Extract the full listing below without altering a single character.
— Begin Records for this exercise —
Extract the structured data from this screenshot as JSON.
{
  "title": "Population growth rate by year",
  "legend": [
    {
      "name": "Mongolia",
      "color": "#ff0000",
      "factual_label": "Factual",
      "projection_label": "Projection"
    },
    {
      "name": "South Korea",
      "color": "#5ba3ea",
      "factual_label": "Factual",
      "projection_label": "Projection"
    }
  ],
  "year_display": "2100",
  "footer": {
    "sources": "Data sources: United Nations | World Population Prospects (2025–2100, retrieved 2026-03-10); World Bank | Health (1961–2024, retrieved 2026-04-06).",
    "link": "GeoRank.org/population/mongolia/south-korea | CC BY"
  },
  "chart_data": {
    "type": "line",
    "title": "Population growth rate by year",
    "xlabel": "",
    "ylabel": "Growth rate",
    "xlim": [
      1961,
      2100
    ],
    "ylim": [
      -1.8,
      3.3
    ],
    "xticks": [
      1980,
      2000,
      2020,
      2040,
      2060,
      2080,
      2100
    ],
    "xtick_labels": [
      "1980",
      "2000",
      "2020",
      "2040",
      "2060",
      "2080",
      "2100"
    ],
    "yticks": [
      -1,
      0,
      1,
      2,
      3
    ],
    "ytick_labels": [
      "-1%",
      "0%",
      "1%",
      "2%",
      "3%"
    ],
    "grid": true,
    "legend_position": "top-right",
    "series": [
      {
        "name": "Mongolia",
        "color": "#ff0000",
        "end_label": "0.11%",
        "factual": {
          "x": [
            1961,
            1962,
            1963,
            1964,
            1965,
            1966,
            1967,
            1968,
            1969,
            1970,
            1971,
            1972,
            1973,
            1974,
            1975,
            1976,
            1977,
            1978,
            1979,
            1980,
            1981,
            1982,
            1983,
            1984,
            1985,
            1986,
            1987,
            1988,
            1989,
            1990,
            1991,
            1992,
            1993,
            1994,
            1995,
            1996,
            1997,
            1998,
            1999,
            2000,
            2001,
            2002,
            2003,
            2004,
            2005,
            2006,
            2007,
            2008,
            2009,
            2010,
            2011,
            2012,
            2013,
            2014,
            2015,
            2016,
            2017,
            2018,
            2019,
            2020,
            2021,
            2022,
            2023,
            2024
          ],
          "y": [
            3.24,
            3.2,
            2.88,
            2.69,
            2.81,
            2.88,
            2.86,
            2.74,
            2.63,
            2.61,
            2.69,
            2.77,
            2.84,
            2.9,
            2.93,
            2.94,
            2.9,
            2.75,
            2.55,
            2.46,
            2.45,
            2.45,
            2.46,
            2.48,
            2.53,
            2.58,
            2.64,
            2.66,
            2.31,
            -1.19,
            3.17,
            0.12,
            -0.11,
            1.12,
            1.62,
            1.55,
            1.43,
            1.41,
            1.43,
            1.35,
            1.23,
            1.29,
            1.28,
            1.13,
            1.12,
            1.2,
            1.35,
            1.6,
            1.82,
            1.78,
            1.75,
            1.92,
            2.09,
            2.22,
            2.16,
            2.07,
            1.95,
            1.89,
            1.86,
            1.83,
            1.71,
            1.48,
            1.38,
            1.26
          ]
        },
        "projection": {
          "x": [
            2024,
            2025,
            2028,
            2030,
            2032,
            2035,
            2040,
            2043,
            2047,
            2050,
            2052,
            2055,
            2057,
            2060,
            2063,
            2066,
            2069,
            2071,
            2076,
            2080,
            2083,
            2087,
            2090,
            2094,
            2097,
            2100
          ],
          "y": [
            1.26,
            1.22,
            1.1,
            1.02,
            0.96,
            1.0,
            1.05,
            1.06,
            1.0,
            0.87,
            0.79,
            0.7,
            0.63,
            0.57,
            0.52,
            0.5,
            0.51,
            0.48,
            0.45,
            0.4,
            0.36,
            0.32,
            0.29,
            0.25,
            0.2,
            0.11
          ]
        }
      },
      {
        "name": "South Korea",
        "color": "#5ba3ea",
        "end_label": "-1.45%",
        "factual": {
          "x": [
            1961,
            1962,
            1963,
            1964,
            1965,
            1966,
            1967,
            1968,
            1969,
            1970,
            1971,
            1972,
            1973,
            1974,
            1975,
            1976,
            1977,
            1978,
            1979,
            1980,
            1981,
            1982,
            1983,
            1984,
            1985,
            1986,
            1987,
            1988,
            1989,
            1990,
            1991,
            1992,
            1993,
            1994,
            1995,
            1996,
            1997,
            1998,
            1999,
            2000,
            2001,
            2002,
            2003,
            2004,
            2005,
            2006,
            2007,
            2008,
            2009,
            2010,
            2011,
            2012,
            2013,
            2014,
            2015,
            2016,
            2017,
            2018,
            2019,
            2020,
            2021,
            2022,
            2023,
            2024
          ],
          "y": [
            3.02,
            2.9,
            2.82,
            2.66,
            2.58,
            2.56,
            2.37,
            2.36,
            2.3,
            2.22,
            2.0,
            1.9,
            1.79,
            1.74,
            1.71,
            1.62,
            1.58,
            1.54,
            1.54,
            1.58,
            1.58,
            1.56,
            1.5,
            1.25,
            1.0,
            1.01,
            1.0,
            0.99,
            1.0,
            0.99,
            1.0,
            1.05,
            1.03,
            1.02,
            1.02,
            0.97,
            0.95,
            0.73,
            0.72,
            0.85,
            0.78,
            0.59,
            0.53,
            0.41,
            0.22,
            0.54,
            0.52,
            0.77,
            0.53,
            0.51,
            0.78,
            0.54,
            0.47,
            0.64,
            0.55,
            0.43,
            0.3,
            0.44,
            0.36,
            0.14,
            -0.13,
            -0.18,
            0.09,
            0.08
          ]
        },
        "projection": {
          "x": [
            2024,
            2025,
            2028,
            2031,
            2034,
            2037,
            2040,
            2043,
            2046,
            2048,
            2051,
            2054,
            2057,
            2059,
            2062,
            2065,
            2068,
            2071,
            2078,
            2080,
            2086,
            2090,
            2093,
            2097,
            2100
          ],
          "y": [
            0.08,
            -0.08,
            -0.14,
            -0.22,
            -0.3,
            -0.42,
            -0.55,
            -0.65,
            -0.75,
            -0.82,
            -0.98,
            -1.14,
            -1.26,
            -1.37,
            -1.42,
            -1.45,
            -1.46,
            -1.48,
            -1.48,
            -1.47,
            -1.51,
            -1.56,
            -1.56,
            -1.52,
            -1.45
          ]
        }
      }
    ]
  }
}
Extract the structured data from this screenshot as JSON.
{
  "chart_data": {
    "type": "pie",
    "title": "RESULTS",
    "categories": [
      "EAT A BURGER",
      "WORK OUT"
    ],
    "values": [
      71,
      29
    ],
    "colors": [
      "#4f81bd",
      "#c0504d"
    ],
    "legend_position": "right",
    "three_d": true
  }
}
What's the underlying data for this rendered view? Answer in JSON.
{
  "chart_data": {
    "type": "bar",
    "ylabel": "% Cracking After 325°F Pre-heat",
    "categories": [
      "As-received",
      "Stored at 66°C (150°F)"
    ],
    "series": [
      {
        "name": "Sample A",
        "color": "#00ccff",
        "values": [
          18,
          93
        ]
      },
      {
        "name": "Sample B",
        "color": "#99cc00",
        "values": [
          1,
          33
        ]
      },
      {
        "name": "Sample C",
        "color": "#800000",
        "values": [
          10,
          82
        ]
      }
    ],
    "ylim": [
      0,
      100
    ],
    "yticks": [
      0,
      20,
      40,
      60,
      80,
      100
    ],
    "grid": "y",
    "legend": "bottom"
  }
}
— End Records for this exercise —
Expected output:
Extract the structured data from this screenshot as JSON.
{
  "title": "Population growth rate by year",
  "legend": [
    {
      "name": "Mongolia",
      "color": "#ff0000",
      "factual_label": "Factual",
      "projection_label": "Projection"
    },
    {
      "name": "South Korea",
      "color": "#5ba3ea",
      "factual_label": "Factual",
      "projection_label": "Projection"
    }
  ],
  "year_display": "2100",
  "footer": {
    "sources": "Data sources: United Nations | World Population Prospects (2025–2100, retrieved 2026-03-10); World Bank | Health (1961–2024, retrieved 2026-04-06).",
    "link": "GeoRank.org/population/mongolia/south-korea | CC BY"
  },
  "chart_data": {
    "type": "line",
    "title": "Population growth rate by year",
    "xlabel": "",
    "ylabel": "Growth rate",
    "xlim": [
      1961,
      2100
    ],
    "ylim": [
      -1.8,
      3.3
    ],
    "xticks": [
      1980,
      2000,
      2020,
      2040,
      2060,
      2080,
      2100
    ],
    "xtick_labels": [
      "1980",
      "2000",
      "2020",
      "2040",
      "2060",
      "2080",
      "2100"
    ],
    "yticks": [
      -1,
      0,
      1,
      2,
      3
    ],
    "ytick_labels": [
      "-1%",
      "0%",
      "1%",
      "2%",
      "3%"
    ],
    "grid": true,
    "legend_position": "top-right",
    "series": [
      {
        "name": "Mongolia",
        "color": "#ff0000",
        "end_label": "0.11%",
        "factual": {
          "x": [
            1961,
            1962,
            1963,
            1964,
            1965,
            1966,
            1967,
            1968,
            1969,
            1970,
            1971,
            1972,
            1973,
            1974,
            1975,
            1976,
            1977,
            1978,
            1979,
            1980,
            1981,
            1982,
            1983,
            1984,
            1985,
            1986,
            1987,
            1988,
            1989,
            1990,
            1991,
            1992,
            1993,
            1994,
            1995,
            1996,
            1997,
            1998,
            1999,
            2000,
            2001,
            2002,
            2003,
            2004,
            2005,
            2006,
            2007,
            2008,
            2009,
            2010,
            2011,
            2012,
            2013,
            2014,
            2015,
            2016,
            2017,
            2018,
            2019,
            2020,
            2021,
            2022,
            2023,
            2024
          ],
          "y": [
            3.24,
            3.2,
            2.88,
            2.69,
            2.81,
            2.88,
            2.86,
            2.74,
            2.63,
            2.61,
            2.69,
            2.77,
            2.84,
            2.9,
            2.93,
            2.94,
            2.9,
            2.75,
            2.55,
            2.46,
            2.45,
            2.45,
            2.46,
            2.48,
            2.53,
            2.58,
            2.64,
            2.66,
            2.31,
            -1.19,
            3.17,
            0.12,
            -0.11,
            1.12,
            1.62,
            1.55,
            1.43,
            1.41,
            1.43,
            1.35,
            1.23,
            1.29,
            1.28,
            1.13,
            1.12,
            1.2,
            1.35,
            1.6,
            1.82,
            1.78,
            1.75,
            1.92,
            2.09,
            2.22,
            2.16,
            2.07,
            1.95,
            1.89,
            1.86,
            1.83,
            1.71,
            1.48,
            1.38,
            1.26
          ]
        },
        "projection": {
          "x": [
            2024,
            2025,
            2028,
            2030,
            2032,
            2035,
            2040,
            2043,
            2047,
            2050,
            2052,
            2055,
            2057,
            2060,
            2063,
            2066,
            2069,
            2071,
            2076,
            2080,
            2083,
            2087,
            2090,
            2094,
            2097,
            2100
          ],
          "y": [
            1.26,
            1.22,
            1.1,
            1.02,
            0.96,
            1.0,
            1.05,
            1.06,
            1.0,
            0.87,
            0.79,
            0.7,
            0.63,
            0.57,
            0.52,
            0.5,
            0.51,
            0.48,
            0.45,
            0.4,
            0.36,
            0.32,
            0.29,
            0.25,
            0.2,
            0.11
          ]
        }
      },
      {
        "name": "South Korea",
        "color": "#5ba3ea",
        "end_label": "-1.45%",
        "factual": {
          "x": [
            1961,
            1962,
            1963,
            1964,
            1965,
            1966,
            1967,
            1968,
            1969,
            1970,
            1971,
            1972,
            1973,
            1974,
            1975,
            1976,
            1977,
            1978,
            1979,
            1980,
            1981,
            1982,
            1983,
            1984,
            1985,
            1986,
            1987,
            1988,
            1989,
            1990,
            1991,
            1992,
            1993,
            1994,
            1995,
            1996,
            1997,
            1998,
            1999,
            2000,
            2001,
            2002,
            2003,
            2004,
            2005,
            2006,
            2007,
            2008,
            2009,
            2010,
            2011,
            2012,
            2013,
            2014,
            2015,
            2016,
            2017,
            2018,
            2019,
            2020,
            2021,
            2022,
            2023,
            2024
          ],
          "y": [
            3.02,
            2.9,
            2.82,
            2.66,
            2.58,
            2.56,
            2.37,
            2.36,
            2.3,
            2.22,
            2.0,
            1.9,
            1.79,
            1.74,
            1.71,
            1.62,
            1.58,
            1.54,
            1.54,
            1.58,
            1.58,
            1.56,
            1.5,
            1.25,
            1.0,
            1.01,
            1.0,
            0.99,
            1.0,
            0.99,
            1.0,
            1.05,
            1.03,
            1.02,
            1.02,
            0.97,
            0.95,
            0.73,
            0.72,
            0.85,
            0.78,
            0.59,
            0.53,
            0.41,
            0.22,
            0.54,
            0.52,
            0.77,
            0.53,
            0.51,
            0.78,
            0.54,
            0.47,
            0.64,
            0.55,
            0.43,
            0.3,
            0.44,
            0.36,
            0.14,
            -0.13,
            -0.18,
            0.09,
            0.08
          ]
        },
        "projection": {
          "x": [
            2024,
            2025,
            2028,
            2031,
            2034,
            2037,
            2040,
            2043,
            2046,
            2048,
            2051,
            2054,
            2057,
            2059,
            2062,
            2065,
            2068,
            2071,
            2078,
            2080,
            2086,
            2090,
            2093,
            2097,
            2100
          ],
          "y": [
            0.08,
            -0.08,
            -0.14,
            -0.22,
            -0.3,
            -0.42,
            -0.55,
            -0.65,
            -0.75,
            -0.82,
            -0.98,
            -1.14,
            -1.26,
            -1.37,
            -1.42,
            -1.45,
            -1.46,
            -1.48,
            -1.48,
            -1.47,
            -1.51,
            -1.56,
            -1.56,
            -1.52,
            -1.45
          ]
        }
      }
    ]
  }
}
Extract the structured data from this screenshot as JSON.
{
  "chart_data": {
    "type": "pie",
    "title": "RESULTS",
    "categories": [
      "EAT A BURGER",
      "WORK OUT"
    ],
    "values": [
      71,
      29
    ],
    "colors": [
      "#4f81bd",
      "#c0504d"
    ],
    "legend_position": "right",
    "three_d": true
  }
}
What's the underlying data for this rendered view? Answer in JSON.
{
  "chart_data": {
    "type": "bar",
    "ylabel": "% Cracking After 325°F Pre-heat",
    "categories": [
      "As-received",
      "Stored at 66°C (150°F)"
    ],
    "series": [
      {
        "name": "Sample A",
        "color": "#00ccff",
        "values": [
          18,
          93
        ]
      },
      {
        "name": "Sample B",
        "color": "#99cc00",
        "values": [
          1,
          33
        ]
      },
      {
        "name": "Sample C",
        "color": "#800000",
        "values": [
          10,
          82
        ]
      }
    ],
    "ylim": [
      0,
      100
    ],
    "yticks": [
      0,
      20,
      40,
      60,
      80,
      100
    ],
    "grid": "y",
    "legend": "bottom"
  }
}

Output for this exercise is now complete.